### Do this
Copy the data precisely, keeping every character.

### Dataset

##########

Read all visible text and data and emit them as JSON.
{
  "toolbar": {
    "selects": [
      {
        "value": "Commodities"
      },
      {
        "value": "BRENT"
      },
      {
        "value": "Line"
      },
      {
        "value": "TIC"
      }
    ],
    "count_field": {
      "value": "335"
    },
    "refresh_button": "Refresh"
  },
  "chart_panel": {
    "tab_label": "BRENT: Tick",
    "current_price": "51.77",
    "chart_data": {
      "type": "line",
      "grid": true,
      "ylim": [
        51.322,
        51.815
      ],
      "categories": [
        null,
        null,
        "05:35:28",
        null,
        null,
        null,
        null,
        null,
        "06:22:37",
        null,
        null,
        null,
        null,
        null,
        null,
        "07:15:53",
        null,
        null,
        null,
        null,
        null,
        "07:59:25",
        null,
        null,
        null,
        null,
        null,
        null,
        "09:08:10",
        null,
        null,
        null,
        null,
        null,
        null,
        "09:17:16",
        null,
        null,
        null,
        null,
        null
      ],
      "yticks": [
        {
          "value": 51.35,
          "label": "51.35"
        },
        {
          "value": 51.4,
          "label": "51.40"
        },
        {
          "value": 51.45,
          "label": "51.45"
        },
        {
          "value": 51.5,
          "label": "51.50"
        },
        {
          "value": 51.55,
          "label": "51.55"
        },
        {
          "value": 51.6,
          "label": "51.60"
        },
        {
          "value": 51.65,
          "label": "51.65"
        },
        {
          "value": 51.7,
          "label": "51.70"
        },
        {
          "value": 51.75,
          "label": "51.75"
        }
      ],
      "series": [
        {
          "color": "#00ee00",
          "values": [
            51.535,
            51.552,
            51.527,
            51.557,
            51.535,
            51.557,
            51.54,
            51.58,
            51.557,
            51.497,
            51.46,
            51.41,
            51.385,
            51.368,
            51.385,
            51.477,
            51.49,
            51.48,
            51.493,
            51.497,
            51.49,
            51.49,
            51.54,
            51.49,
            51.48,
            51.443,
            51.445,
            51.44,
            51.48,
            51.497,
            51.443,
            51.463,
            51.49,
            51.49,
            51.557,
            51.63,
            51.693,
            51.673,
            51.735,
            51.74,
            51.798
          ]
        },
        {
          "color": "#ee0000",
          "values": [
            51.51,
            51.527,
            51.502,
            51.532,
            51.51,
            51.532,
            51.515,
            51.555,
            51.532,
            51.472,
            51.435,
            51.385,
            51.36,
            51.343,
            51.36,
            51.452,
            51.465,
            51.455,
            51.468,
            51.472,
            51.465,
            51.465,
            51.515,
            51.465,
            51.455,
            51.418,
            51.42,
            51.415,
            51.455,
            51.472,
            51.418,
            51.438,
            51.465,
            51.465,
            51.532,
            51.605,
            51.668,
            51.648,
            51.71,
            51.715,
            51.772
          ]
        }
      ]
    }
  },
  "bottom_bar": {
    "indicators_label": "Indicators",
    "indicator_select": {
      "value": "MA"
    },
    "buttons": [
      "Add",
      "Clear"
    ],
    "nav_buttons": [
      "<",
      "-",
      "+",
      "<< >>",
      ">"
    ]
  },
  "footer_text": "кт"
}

##########

### Full solution
Read all visible text and data and emit them as JSON.
{
  "toolbar": {
    "selects": [
      {
        "value": "Commodities"
      },
      {
        "value": "BRENT"
      },
      {
        "value": "Line"
      },
      {
        "value": "TIC"
      }
    ],
    "count_field": {
      "value": "335"
    },
    "refresh_button": "Refresh"
  },
  "chart_panel": {
    "tab_label": "BRENT: Tick",
    "current_price": "51.77",
    "chart_data": {
      "type": "line",
      "grid": true,
      "ylim": [
        51.322,
        51.815
      ],
      "categories": [
        null,
        null,
        "05:35:28",
        null,
        null,
        null,
        null,
        null,
        "06:22:37",
        null,
        null,
        null,
        null,
        null,
        null,
        "07:15:53",
        null,
        null,
        null,
        null,
        null,
        "07:59:25",
        null,
        null,
        null,
        null,
        null,
        null,
        "09:08:10",
        null,
        null,
        null,
        null,
        null,
        null,
        "09:17:16",
        null,
        null,
        null,
        null,
        null
      ],
      "yticks": [
        {
          "value": 51.35,
          "label": "51.35"
        },
        {
          "value": 51.4,
          "label": "51.40"
        },
        {
          "value": 51.45,
          "label": "51.45"
        },
        {
          "value": 51.5,
          "label": "51.50"
        },
        {
          "value": 51.55,
          "label": "51.55"
        },
        {
          "value": 51.6,
          "label": "51.60"
        },
        {
          "value": 51.65,
          "label": "51.65"
        },
        {
          "value": 51.7,
          "label": "51.70"
        },
        {
          "value": 51.75,
          "label": "51.75"
        }
      ],
      "series": [
        {
          "color": "#00ee00",
          "values": [
            51.535,
            51.552,
            51.527,
            51.557,
            51.535,
            51.557,
            51.54,
            51.58,
            51.557,
            51.497,
            51.46,
            51.41,
            51.385,
            51.368,
            51.385,
            51.477,
            51.49,
            51.48,
            51.493,
            51.497,
            51.49,
            51.49,
            51.54,
            51.49,
            51.48,
            51.443,
            51.445,
            51.44,
            51.48,
            51.497,
            51.443,
            51.463,
            51.49,
            51.49,
            51.557,
            51.63,
            51.693,
            51.673,
            51.735,
            51.74,
            51.798
          ]
        },
        {
          "color": "#ee0000",
          "values": [
            51.51,
            51.527,
            51.502,
            51.532,
            51.51,
            51.532,
            51.515,
            51.555,
            51.532,
            51.472,
            51.435,
            51.385,
            51.36,
            51.343,
            51.36,
            51.452,
            51.465,
            51.455,
            51.468,
            51.472,
            51.465,
            51.465,
            51.515,
            51.465,
            51.455,
            51.418,
            51.42,
            51.415,
            51.455,
            51.472,
            51.418,
            51.438,
            51.465,
            51.465,
            51.532,
            51.605,
            51.668,
            51.648,
            51.71,
            51.715,
            51.772
          ]
        }
      ]
    }
  },
  "bottom_bar": {
    "indicators_label": "Indicators",
    "indicator_select": {
      "value": "MA"
    },
    "buttons": [
      "Add",
      "Clear"
    ],
    "nav_buttons": [
      "<",
      "-",
      "+",
      "<< >>",
      ">"
    ]
  },
  "footer_text": "кт"
}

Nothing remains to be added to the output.